══ Record set

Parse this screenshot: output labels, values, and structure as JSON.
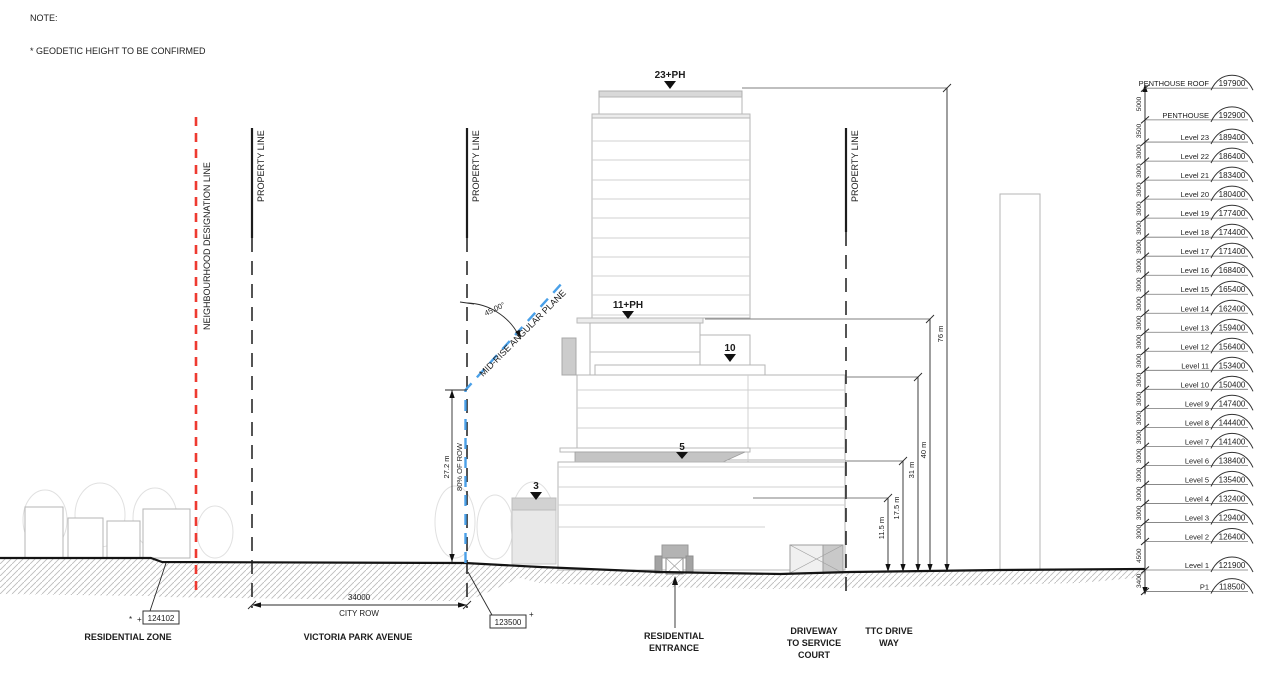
{
  "note": {
    "heading": "NOTE:",
    "item": "*  GEODETIC HEIGHT TO BE CONFIRMED"
  },
  "lines": {
    "neighbourhood_designation": "NEIGHBOURHOOD DESIGNATION LINE",
    "property_line_left": "PROPERTY LINE",
    "property_line_mid": "PROPERTY LINE",
    "property_line_right": "PROPERTY LINE",
    "angular_plane": "MID-RISE ANGULAR PLANE",
    "angular_plane_angle": "45.00°"
  },
  "building_markers": {
    "tower": "23+PH",
    "midrise": "11+PH",
    "level10": "10",
    "level5": "5",
    "level3": "3"
  },
  "dims": {
    "row_height": "27.2 m",
    "row_share": "80% OF ROW",
    "city_row_value": "34000",
    "city_row_name": "CITY ROW",
    "h76": "76 m",
    "h40": "40 m",
    "h31": "31 m",
    "h17": "17.5 m",
    "h11": "11.5 m"
  },
  "spot_elevations": {
    "star": "*",
    "plus_left": "+",
    "left": "124102",
    "right": "123500",
    "plus_right": "+"
  },
  "street_labels": {
    "residential_zone": "RESIDENTIAL ZONE",
    "avenue": "VICTORIA PARK AVENUE",
    "entrance": [
      "RESIDENTIAL",
      "ENTRANCE"
    ],
    "driveway": [
      "DRIVEWAY",
      "TO SERVICE",
      "COURT"
    ],
    "ttc": [
      "TTC DRIVE",
      "WAY"
    ]
  },
  "levels": [
    {
      "name": "PENTHOUSE ROOF",
      "elev": "197900",
      "mm": 197900
    },
    {
      "name": "PENTHOUSE",
      "elev": "192900",
      "mm": 192900
    },
    {
      "name": "Level 23",
      "elev": "189400",
      "mm": 189400
    },
    {
      "name": "Level 22",
      "elev": "186400",
      "mm": 186400
    },
    {
      "name": "Level 21",
      "elev": "183400",
      "mm": 183400
    },
    {
      "name": "Level 20",
      "elev": "180400",
      "mm": 180400
    },
    {
      "name": "Level 19",
      "elev": "177400",
      "mm": 177400
    },
    {
      "name": "Level 18",
      "elev": "174400",
      "mm": 174400
    },
    {
      "name": "Level 17",
      "elev": "171400",
      "mm": 171400
    },
    {
      "name": "Level 16",
      "elev": "168400",
      "mm": 168400
    },
    {
      "name": "Level 15",
      "elev": "165400",
      "mm": 165400
    },
    {
      "name": "Level 14",
      "elev": "162400",
      "mm": 162400
    },
    {
      "name": "Level 13",
      "elev": "159400",
      "mm": 159400
    },
    {
      "name": "Level 12",
      "elev": "156400",
      "mm": 156400
    },
    {
      "name": "Level 11",
      "elev": "153400",
      "mm": 153400
    },
    {
      "name": "Level 10",
      "elev": "150400",
      "mm": 150400
    },
    {
      "name": "Level 9",
      "elev": "147400",
      "mm": 147400
    },
    {
      "name": "Level 8",
      "elev": "144400",
      "mm": 144400
    },
    {
      "name": "Level 7",
      "elev": "141400",
      "mm": 141400
    },
    {
      "name": "Level 6",
      "elev": "138400",
      "mm": 138400
    },
    {
      "name": "Level 5",
      "elev": "135400",
      "mm": 135400
    },
    {
      "name": "Level 4",
      "elev": "132400",
      "mm": 132400
    },
    {
      "name": "Level 3",
      "elev": "129400",
      "mm": 129400
    },
    {
      "name": "Level 2",
      "elev": "126400",
      "mm": 126400
    },
    {
      "name": "Level 1",
      "elev": "121900",
      "mm": 121900
    },
    {
      "name": "P1",
      "elev": "118500",
      "mm": 118500
    }
  ],
  "level_spacings": [
    "5000",
    "3500",
    "3000",
    "3000",
    "3000",
    "3000",
    "3000",
    "3000",
    "3000",
    "3000",
    "3000",
    "3000",
    "3000",
    "3000",
    "3000",
    "3000",
    "3000",
    "3000",
    "3000",
    "3000",
    "3000",
    "3000",
    "3000",
    "4500",
    "3400"
  ],
  "colors": {
    "designation_red": "#ee3a31",
    "angular_blue": "#4aa0e8",
    "drawing_black": "#1c1c1c"
  }
}
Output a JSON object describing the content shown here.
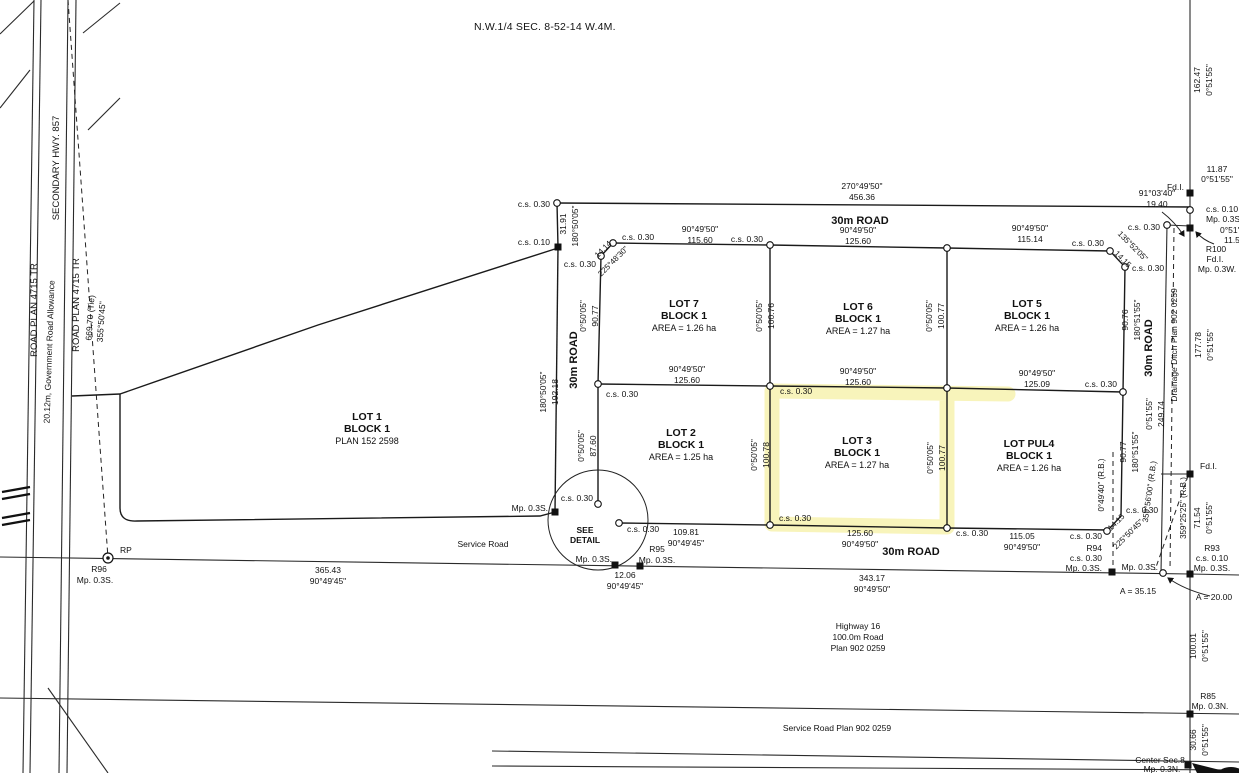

════

Return all lines of the material above in which the word "PENTHOUSE" occurs.

• Result below
      "name": "PENTHOUSE ROOF",
      "name": "PENTHOUSE",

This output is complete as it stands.